Items listed in a dataset
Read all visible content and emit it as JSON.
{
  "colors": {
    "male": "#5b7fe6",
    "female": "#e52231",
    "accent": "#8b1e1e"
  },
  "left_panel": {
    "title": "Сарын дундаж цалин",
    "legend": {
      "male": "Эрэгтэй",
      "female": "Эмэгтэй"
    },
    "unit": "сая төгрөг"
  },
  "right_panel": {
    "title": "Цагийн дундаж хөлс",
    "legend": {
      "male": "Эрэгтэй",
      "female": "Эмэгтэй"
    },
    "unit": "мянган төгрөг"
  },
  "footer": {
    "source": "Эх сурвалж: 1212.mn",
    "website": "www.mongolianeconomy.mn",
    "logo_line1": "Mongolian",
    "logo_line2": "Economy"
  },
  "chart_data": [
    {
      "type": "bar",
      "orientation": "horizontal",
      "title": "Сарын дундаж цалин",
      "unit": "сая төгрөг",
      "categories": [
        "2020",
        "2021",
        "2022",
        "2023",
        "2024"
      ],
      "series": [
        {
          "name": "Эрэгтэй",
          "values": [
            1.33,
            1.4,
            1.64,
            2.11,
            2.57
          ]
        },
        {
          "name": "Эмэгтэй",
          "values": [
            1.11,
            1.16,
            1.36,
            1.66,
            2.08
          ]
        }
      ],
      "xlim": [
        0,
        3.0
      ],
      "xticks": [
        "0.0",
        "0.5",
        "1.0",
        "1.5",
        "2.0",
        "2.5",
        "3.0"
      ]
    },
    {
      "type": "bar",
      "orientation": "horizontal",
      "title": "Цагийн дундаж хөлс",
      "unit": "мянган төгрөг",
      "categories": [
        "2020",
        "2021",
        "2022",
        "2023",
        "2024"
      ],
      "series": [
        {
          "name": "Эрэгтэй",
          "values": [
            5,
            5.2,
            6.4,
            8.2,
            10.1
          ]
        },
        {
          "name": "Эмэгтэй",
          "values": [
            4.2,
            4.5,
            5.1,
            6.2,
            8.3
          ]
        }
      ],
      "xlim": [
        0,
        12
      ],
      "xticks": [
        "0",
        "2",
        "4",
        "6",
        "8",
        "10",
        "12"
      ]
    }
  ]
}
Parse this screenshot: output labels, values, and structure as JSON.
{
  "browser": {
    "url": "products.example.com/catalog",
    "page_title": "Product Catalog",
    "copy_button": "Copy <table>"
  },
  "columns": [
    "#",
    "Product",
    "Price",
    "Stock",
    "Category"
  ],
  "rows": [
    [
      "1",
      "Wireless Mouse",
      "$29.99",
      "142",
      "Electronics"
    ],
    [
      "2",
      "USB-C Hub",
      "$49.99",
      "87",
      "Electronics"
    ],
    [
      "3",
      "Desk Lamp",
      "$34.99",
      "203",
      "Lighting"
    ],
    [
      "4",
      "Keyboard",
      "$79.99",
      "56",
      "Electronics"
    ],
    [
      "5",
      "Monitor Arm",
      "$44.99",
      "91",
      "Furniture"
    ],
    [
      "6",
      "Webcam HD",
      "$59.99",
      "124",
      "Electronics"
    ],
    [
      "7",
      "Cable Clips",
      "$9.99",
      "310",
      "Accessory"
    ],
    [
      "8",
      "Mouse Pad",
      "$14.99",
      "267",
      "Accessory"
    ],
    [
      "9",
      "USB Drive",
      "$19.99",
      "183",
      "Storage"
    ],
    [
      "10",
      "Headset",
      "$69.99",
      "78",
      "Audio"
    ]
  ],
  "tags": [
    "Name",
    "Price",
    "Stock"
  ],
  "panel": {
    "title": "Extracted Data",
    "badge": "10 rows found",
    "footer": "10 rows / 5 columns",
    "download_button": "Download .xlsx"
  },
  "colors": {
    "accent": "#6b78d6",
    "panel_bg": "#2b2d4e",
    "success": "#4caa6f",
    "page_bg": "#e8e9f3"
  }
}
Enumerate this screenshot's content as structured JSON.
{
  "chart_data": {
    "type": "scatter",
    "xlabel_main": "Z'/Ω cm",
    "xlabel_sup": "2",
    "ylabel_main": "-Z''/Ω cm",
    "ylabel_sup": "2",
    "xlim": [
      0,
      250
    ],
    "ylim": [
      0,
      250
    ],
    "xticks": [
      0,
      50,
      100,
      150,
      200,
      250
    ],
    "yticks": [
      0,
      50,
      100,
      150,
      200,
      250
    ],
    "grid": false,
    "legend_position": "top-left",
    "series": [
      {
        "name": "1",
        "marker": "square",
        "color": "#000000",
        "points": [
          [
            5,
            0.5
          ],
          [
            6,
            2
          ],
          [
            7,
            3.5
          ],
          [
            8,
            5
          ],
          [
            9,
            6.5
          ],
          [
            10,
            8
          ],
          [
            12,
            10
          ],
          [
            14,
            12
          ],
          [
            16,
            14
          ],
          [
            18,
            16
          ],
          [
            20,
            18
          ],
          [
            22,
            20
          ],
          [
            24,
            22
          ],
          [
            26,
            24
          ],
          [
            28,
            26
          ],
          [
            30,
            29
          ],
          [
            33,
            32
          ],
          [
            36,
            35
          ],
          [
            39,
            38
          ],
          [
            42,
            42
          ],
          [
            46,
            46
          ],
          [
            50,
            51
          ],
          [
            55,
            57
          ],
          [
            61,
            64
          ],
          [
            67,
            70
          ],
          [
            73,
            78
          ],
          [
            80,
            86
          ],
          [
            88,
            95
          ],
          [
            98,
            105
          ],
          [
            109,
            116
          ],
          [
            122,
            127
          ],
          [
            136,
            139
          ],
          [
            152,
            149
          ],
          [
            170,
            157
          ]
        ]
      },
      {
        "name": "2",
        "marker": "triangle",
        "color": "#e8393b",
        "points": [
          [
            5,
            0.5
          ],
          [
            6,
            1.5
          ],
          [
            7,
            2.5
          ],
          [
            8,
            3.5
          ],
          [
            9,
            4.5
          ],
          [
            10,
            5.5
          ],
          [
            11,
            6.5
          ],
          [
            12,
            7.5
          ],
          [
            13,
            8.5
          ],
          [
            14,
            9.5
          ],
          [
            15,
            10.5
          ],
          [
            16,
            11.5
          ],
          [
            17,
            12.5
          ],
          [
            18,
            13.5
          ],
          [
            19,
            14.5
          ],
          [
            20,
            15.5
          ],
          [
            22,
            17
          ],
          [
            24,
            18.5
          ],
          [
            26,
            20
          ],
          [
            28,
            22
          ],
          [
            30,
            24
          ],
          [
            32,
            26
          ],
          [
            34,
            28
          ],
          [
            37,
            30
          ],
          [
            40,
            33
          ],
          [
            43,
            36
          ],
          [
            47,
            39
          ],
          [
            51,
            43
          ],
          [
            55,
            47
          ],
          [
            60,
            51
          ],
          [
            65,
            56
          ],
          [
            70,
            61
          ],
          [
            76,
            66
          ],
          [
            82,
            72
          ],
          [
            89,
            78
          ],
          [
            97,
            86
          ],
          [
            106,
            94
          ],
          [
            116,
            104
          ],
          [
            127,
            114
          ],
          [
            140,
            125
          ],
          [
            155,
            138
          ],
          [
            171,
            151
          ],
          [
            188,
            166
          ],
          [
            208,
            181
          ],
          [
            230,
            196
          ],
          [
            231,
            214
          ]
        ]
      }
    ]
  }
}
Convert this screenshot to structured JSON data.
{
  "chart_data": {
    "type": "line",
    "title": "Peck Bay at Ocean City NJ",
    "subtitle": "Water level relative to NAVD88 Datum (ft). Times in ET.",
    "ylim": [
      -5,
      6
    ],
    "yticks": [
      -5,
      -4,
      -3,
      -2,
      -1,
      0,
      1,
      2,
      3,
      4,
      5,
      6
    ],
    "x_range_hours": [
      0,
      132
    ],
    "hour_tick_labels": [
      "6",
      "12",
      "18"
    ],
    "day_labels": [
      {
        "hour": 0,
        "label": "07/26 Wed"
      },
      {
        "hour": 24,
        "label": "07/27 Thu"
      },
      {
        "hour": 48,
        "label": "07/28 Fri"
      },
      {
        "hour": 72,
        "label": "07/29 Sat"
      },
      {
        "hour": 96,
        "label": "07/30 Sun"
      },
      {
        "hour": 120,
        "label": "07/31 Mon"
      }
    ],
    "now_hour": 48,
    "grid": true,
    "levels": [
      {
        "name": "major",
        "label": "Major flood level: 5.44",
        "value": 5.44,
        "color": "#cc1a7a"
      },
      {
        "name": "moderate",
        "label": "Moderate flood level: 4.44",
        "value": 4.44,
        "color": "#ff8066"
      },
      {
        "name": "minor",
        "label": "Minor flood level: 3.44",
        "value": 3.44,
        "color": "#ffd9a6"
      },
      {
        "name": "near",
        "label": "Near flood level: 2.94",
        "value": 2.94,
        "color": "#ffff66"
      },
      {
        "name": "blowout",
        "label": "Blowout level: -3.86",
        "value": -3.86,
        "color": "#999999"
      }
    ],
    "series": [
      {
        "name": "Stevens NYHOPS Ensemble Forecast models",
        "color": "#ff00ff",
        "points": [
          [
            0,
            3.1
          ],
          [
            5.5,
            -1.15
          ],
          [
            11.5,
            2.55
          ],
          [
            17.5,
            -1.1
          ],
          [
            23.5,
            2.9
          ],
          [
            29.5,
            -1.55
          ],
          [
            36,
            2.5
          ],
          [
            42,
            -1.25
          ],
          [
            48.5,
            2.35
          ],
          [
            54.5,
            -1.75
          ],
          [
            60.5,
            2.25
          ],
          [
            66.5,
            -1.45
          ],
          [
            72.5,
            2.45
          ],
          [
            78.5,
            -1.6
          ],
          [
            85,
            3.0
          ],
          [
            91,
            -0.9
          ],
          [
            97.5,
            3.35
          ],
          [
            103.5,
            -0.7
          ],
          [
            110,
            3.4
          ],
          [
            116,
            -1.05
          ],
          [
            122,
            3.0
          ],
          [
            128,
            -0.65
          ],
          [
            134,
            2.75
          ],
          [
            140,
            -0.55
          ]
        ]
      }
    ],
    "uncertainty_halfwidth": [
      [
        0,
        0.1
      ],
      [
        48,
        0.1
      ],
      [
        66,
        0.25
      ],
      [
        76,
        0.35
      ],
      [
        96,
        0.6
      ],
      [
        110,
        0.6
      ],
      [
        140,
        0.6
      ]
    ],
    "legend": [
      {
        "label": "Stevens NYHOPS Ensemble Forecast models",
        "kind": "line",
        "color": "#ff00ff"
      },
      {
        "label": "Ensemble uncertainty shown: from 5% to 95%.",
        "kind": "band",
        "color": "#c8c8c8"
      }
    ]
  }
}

### AIM
Give only the number of lines in the data that hold the string "structured".

### TASK RESULT
2